> [Written task 1]:
Translate this sentence from the forum thread on customizable ROMs into Spanish: "Gotta say though for battery so far GummyNex has been the best for me."
> [Written task 2]:
Carry on the forum thread on customizable ROMs from the point where it stops.

> [Text to read]:
* start *

# What is the most cusomisable ROM?



## PANCAKER (Jul 2, 2011)

So, got my Gnexus yesterday! YAYAYAY! So I figured, I'll have to wait a wile for a new ROM to show up, they probably cant even root yet, so I see we can root, cool I want screenshots to show people, than I get on and there's like 20 ROMs!!! WOW! Good work everyone!

So I made this thread to ask, what is the most customisable ROM out right now? I LOVE customization! And scene they all have that amazing ICS look to them, I just want the most customisable ROM thanks in advance! And Merry late Christmas too ^.^


----------



## altimax98 (Jul 14, 2011)

Romans AOKP is the most full ROM out the door, and is a lot of CM9 but Th3ory Roms newest has a lot of modifications that can be flashed.

Sent from my Galaxy Nexus using Tapatalk


----------



## mcp770 (Jun 11, 2011)

It's about time slacker! I haven't tried either cm9 kang yet as I'm waiting for a few bugs to get ironed out. Rootzboat is pretty damn good running Drods very customizable kernel included. Gotta say though for battery so far GummyNex has been the best for me. It's Kejar's baby running imoseyon kernels and you can undervolt way down.

I've been like a dog chasing a laser pointer since I got the phone. Flash a new rom or update sometimes daily. All my favorite devs making shit is crazy on here. Have fun!

Edit: Roman just updated AOKP and tons of people love it so flashing it for a go.

Sent from my Galaxy Nexus


----------



## PANCAKER (Jul 2, 2011)

mcp770 said:


> Romans AOKP is the most full ROM out the door, and is a lot of CM9 but Th3ory Roms newest has a lot of modifications that can be flashed.
> 
> Sent from my Galaxy Nexus using Tapatalk


LOL ok thanks guys and yes I guess I'll have to go through and try them out one day! Is boot manager working for Gnexus yet??? THAT WOULD BE THE BEST!!!!


----------



## altimax98 (Jul 14, 2011)

mcp770 said:


> It's about time slacker! I haven't tried either cm9 kang yet as I'm waiting for a few bugs to get ironed out. Rootzboat is pretty damn good running Drods very customizable kernel included. Gotta say though for battery so far GummyNex has been the best for me. It's Kejar's baby running imoseyon kernels and you can undervolt way down.
> 
> I've been like a dog chasing a laser pointer since I got the phone. Flash a new rom or update sometimes daily. All my favorite devs making shit is crazy on here. Have fun!
> 
> Sent from my Galaxy Nexus


You should try romans AOKP.. It is sickly modified, but looks OEM. Heres some of the mods:
Full ability to change where, when, and if visible the menu button
Can add the search key w/o flashing something else
Quick settings tool bar on the top of the notifications pull down.. ability to have always visible or only when selected
change timeout delay after screen turns off to set the lock screen (ie when you accidently hit the power button, it wont go to the lock screen if you hit it again right after)
customize carrier pull down
battery text w/o flashing anything else

It really is a great rom and Fully featured.. but think of it as a nightly, some mods and commits will not work the first time around, so be careful when flashing and your base is solid.

* end *

> [Recorded data]:
* start *

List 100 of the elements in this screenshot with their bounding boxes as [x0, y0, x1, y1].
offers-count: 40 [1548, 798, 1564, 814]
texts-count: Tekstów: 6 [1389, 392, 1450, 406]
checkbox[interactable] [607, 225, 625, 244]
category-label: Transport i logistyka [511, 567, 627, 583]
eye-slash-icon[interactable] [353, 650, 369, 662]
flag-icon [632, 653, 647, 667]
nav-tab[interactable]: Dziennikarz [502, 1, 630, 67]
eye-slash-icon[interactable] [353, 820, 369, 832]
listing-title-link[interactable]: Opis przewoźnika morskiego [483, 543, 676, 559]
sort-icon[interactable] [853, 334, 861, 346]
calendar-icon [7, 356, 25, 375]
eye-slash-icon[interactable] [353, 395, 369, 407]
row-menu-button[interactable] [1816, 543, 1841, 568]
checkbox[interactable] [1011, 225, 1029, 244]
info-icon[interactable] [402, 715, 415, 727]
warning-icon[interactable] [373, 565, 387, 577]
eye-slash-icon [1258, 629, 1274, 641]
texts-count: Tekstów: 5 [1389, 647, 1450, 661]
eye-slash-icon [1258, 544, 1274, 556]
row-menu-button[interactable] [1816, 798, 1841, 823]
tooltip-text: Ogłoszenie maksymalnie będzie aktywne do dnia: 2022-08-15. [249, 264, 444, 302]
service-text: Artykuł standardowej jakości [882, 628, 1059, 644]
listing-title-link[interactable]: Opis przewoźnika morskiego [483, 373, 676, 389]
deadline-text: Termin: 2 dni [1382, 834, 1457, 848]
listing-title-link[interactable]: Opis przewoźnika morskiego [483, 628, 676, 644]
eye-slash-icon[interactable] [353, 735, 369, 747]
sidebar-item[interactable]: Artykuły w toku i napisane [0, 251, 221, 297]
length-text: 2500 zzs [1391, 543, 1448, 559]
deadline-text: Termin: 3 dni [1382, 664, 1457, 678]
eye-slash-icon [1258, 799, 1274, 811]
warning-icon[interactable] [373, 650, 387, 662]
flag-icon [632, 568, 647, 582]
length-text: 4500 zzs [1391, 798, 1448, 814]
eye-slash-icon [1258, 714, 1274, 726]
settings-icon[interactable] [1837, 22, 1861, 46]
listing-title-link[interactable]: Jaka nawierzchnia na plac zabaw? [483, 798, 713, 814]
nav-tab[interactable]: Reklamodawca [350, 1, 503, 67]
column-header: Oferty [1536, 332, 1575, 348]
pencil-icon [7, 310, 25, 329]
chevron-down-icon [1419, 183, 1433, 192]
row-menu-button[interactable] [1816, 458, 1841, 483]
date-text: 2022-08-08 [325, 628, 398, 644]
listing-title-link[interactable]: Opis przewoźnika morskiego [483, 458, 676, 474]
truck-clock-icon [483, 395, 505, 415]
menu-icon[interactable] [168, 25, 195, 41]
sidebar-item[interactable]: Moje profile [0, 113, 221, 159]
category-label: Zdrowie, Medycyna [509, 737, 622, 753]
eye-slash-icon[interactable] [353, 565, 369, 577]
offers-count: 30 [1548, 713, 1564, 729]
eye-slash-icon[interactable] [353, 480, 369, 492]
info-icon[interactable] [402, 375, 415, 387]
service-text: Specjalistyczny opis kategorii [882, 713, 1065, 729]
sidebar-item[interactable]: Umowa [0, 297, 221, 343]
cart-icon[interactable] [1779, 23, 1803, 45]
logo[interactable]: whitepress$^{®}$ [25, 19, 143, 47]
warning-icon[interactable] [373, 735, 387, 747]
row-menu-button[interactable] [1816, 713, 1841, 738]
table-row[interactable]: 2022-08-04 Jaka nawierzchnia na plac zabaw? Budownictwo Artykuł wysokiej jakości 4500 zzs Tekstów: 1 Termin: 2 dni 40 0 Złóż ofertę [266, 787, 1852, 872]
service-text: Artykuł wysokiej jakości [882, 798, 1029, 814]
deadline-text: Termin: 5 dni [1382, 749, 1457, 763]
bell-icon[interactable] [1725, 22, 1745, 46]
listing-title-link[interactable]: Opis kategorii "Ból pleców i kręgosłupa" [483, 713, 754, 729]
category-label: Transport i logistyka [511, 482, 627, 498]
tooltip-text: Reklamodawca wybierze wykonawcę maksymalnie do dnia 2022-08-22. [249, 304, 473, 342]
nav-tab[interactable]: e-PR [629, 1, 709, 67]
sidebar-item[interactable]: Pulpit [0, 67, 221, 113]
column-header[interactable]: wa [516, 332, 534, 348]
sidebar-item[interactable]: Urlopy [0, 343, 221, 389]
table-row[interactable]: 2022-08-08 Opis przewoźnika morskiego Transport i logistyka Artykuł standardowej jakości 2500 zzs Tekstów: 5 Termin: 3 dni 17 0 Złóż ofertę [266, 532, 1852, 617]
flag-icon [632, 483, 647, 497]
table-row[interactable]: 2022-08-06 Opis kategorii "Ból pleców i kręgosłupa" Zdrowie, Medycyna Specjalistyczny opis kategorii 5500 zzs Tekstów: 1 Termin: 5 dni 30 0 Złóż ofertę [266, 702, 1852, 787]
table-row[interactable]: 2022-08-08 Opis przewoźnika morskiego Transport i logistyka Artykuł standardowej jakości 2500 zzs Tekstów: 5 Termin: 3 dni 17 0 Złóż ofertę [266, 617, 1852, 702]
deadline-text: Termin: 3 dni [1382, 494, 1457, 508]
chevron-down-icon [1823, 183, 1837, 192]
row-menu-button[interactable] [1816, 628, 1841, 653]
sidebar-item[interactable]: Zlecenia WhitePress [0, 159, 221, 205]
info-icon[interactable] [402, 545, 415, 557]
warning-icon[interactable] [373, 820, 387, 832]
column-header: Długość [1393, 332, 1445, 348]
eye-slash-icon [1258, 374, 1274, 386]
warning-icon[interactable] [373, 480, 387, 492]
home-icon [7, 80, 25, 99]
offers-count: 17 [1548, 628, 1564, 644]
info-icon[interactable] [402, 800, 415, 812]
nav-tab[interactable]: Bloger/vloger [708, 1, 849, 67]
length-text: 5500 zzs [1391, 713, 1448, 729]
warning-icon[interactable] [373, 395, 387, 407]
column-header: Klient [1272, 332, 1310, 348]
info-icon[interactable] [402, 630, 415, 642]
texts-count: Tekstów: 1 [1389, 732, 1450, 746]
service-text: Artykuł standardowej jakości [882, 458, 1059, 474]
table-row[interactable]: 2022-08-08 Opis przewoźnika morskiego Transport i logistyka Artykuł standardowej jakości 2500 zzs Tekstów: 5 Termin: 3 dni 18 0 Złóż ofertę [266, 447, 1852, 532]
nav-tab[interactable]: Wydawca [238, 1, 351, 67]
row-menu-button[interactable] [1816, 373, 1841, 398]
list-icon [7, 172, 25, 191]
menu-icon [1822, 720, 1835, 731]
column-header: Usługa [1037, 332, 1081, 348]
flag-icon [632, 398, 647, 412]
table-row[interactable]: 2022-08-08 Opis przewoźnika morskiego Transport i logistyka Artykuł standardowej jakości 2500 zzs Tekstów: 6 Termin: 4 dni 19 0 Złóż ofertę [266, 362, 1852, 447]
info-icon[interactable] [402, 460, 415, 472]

* end *

> [Written reply 1]:
Aunque tengo que decir que, en cuanto a batería, hasta ahora GummyNex ha sido el mejor para mí.

> [Written reply 2]:
If your screen has any issues, go to the GSM side of things and flash Fransisco's Kernel. It may not be the fastest, but the color correction with voodoo settings looks fantastic. Just make sure you pull our the /system/bin if you play GTA3 on your phone


----------



## pcm2a (Aug 25, 2011)

Boot Manager says this in the market:
Android's first multi booter application boot up to 5 roms on your phone at once
***Ice Cream Sandwhich is currently not working with BootManager on most devices. We are working on the issue now as more stable ICS rom's come out***
:-( I'm waiting for them to update this to try more roms.


----------



## PANCAKER (Jul 2, 2011)

altimax98 said:


> Boot Manager says this in the market:
> Android's first multi booter application boot up to 5 roms on your phone at once
> ***Ice Cream Sandwhich is currently not working with BootManager on most devices. We are working on the issue now as more stable ICS rom's come out***
> :-( I'm waiting for them to update this to try more roms.


I read this and was like (gasp) NOOOOOOOOOOOOOOOOOOOOO!!!!!!!!!!! Lol I'm just gonna wait, comming from DX stock can hold me off, lol, thanks all


----------



## redsox 98 (Jun 6, 2011)

pcm2a said:


> Boot Manager says this in the market:
> Android's first multi booter application boot up to 5 roms on your phone at once
> ***Ice Cream Sandwhich is currently not working with BootManager on most devices. We are working on the issue now as more stable ICS rom's come out***
> :-( I'm waiting for them to update this to try more roms.


Might want to read a little more than that. Boot manager does not support Samsung phones. So you'll be waiting awhile.

Sent from my Galaxy Nexus using Tapatalk


----------



## PANCAKER (Jul 2, 2011)

redsox 98 said:


> Might want to read a little more than that. Boot manager does not support Samsung phones. So you'll be waiting awhile.
> 
> Sent from my Galaxy Nexus using Tapatalk


It's not that I didn't read, its that I'm hoping soon they will.


----------



## Burncycle (Aug 6, 2011)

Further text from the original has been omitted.